— begin Material for this exercise —
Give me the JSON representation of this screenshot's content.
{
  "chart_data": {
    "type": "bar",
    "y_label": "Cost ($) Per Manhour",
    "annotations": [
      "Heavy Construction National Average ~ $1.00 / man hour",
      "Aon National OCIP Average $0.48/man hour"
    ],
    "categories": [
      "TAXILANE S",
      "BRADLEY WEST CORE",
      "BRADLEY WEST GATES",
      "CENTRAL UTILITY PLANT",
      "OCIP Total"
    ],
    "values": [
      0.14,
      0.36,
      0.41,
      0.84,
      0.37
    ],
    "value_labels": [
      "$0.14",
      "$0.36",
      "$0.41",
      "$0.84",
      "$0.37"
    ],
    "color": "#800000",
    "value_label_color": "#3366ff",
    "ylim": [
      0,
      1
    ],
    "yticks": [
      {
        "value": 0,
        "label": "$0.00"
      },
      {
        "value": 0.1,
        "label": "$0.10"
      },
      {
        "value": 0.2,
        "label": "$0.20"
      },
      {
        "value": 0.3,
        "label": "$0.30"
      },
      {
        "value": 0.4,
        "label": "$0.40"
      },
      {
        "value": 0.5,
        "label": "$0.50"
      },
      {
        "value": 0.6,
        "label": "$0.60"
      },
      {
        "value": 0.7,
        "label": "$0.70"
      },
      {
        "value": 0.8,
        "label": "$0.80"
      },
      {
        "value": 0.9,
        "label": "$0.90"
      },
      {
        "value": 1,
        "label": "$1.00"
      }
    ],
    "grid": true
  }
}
— end Material for this exercise —
» Task goal: Within the listing above, find every line containing the string "BRADLEY" and return it.

» Result of this task:
      "BRADLEY WEST CORE",
      "BRADLEY WEST GATES",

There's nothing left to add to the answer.